:: Goal ::
Copy each line that contains the string "this".
-- START --
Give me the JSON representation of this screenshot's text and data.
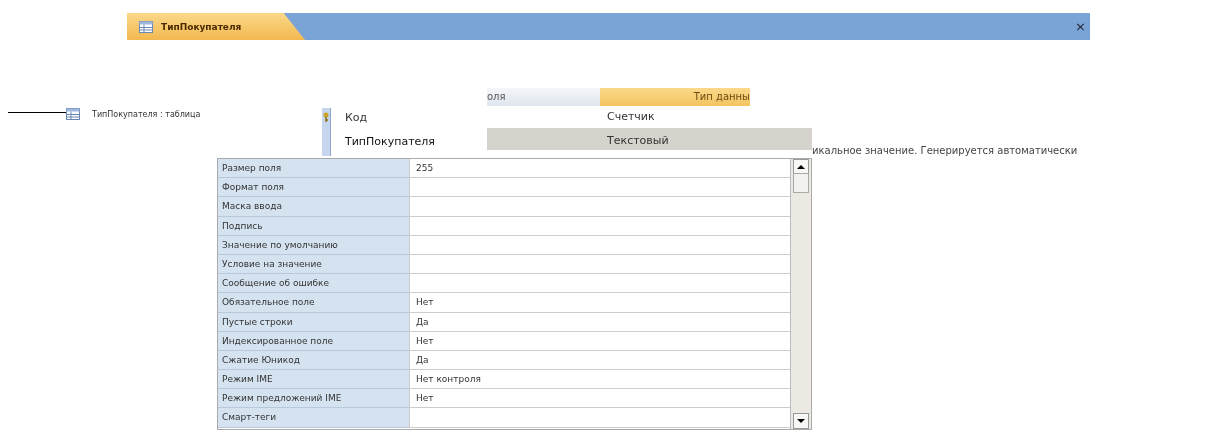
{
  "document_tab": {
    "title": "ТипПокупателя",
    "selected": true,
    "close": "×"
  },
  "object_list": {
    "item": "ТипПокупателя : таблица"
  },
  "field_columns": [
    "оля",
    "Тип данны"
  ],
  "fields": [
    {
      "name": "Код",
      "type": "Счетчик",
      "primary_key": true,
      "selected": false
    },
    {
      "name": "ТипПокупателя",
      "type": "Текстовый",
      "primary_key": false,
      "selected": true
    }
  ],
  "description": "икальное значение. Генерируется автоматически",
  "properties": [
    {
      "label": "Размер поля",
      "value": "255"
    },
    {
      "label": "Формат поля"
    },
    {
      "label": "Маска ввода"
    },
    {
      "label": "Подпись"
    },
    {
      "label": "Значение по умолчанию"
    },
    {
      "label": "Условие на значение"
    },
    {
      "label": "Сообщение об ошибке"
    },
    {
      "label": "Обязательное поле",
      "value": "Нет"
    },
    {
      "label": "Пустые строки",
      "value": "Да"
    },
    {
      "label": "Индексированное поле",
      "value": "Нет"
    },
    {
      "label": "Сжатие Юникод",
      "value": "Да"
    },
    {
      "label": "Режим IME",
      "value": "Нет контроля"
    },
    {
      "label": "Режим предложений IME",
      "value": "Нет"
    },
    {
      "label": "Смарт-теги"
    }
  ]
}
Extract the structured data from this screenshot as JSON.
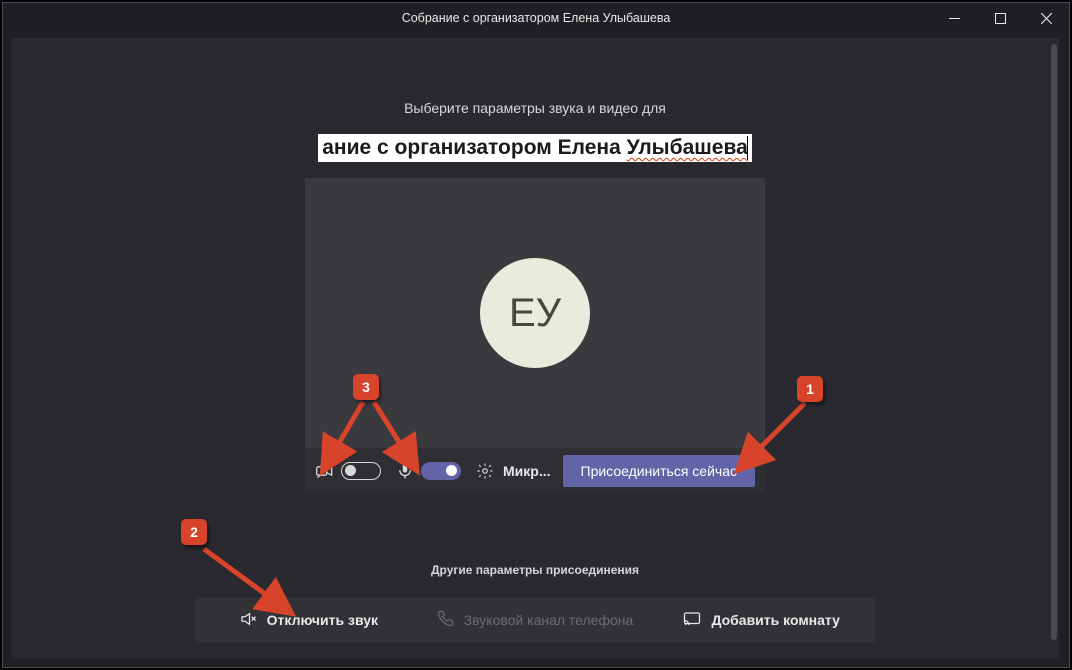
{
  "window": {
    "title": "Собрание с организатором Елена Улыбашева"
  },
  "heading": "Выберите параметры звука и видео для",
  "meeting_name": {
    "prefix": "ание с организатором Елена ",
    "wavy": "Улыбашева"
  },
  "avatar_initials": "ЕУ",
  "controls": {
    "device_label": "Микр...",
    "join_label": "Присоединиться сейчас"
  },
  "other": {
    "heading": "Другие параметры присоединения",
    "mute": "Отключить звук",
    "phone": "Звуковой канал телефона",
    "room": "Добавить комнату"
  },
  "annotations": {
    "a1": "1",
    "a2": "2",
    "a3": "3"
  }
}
-- END --
:: Exercise answer ::
Give me the JSON representation of this screenshot's text and data.
Extract the structured data from this screenshot as JSON.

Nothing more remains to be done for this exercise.